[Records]
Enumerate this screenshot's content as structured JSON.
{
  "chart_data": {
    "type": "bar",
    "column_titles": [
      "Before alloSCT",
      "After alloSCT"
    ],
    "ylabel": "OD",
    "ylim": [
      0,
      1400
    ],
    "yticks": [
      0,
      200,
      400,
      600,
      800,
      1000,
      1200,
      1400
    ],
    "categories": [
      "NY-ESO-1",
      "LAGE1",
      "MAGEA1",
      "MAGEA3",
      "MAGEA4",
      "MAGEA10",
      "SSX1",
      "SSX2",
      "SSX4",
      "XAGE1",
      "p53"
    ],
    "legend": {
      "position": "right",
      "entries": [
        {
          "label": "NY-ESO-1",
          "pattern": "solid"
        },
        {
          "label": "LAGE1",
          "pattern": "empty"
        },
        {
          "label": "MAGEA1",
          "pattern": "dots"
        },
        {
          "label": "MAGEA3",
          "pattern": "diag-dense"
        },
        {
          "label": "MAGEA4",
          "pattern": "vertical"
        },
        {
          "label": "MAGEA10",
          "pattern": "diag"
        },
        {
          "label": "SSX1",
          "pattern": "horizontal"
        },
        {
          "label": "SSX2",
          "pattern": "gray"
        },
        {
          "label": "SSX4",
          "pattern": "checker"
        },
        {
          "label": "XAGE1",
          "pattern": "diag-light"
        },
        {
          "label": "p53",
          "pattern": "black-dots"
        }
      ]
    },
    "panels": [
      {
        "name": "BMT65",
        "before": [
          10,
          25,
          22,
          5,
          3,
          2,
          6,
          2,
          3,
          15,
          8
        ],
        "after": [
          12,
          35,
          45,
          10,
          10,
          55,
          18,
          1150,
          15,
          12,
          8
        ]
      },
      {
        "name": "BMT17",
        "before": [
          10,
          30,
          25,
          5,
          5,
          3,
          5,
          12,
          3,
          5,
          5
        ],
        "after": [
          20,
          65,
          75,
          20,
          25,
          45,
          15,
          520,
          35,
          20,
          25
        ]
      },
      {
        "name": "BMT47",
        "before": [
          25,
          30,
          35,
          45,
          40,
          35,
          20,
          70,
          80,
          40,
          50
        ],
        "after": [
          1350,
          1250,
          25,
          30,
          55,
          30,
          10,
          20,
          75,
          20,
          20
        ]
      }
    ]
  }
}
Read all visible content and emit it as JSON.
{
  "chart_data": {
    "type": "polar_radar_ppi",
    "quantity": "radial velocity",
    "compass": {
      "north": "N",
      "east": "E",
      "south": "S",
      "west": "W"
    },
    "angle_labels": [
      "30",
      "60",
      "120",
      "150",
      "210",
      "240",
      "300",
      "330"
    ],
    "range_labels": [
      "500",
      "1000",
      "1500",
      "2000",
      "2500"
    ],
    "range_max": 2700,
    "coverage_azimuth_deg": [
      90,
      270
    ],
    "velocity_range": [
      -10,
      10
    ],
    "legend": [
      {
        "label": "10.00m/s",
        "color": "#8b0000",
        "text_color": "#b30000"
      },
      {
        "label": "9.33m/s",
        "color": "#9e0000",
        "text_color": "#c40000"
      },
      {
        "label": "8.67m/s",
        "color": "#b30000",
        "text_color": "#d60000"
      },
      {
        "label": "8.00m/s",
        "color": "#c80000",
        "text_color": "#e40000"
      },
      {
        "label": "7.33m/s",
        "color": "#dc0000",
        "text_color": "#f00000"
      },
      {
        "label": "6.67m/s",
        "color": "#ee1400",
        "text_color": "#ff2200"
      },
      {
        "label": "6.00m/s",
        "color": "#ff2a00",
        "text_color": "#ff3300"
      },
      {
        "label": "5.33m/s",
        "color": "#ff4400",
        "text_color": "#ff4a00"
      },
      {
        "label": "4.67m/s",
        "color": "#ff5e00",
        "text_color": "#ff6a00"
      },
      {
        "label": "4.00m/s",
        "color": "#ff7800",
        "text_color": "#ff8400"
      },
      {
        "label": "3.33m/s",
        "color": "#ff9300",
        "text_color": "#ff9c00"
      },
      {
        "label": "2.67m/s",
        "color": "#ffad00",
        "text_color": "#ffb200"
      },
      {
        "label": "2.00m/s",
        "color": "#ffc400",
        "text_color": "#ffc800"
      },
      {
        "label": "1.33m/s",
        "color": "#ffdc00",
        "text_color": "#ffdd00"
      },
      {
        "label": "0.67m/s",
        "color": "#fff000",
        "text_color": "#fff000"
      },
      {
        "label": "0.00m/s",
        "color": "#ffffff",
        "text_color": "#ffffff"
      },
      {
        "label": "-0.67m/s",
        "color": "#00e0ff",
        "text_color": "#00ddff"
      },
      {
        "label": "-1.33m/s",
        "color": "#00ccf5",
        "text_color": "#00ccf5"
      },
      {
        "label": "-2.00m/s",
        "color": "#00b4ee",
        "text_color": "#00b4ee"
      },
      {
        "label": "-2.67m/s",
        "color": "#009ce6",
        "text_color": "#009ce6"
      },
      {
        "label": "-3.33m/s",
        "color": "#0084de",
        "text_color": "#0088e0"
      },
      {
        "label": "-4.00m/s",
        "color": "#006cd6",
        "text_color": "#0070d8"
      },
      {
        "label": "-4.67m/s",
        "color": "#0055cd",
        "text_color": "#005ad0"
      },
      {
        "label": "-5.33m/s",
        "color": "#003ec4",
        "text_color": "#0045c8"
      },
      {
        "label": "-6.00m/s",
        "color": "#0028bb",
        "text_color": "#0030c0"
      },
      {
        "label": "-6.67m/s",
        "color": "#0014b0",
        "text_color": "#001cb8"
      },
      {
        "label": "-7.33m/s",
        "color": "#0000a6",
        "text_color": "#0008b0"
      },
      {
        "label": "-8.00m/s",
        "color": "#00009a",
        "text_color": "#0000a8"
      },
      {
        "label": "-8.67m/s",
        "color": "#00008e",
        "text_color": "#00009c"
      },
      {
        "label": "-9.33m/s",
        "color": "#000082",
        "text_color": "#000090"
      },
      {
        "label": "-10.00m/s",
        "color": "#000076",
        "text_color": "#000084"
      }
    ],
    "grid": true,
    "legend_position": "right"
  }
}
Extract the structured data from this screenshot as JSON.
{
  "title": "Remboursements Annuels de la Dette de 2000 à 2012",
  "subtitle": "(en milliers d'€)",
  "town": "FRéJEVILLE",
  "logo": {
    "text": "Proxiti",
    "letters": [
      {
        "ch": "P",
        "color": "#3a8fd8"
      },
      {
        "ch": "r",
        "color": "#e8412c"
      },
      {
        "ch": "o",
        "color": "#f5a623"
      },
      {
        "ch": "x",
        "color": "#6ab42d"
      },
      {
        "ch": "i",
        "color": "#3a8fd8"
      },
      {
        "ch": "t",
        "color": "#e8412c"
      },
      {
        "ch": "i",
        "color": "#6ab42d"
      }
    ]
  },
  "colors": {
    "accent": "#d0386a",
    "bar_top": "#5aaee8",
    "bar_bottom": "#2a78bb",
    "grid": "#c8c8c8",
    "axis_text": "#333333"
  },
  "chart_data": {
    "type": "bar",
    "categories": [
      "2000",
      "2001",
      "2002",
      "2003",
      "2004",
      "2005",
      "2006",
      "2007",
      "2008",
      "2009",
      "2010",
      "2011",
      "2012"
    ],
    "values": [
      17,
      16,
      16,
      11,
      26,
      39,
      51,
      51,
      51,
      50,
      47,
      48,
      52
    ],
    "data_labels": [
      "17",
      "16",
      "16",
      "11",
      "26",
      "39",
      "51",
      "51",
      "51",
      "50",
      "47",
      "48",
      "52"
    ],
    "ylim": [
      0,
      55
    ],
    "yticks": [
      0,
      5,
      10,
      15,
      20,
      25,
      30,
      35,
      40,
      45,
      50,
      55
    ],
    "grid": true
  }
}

#### What is needed
Extract all lines from the material above that include the word "screenshot".

#### Solution to the exercise
Enumerate this screenshot's content as structured JSON.
Extract the structured data from this screenshot as JSON.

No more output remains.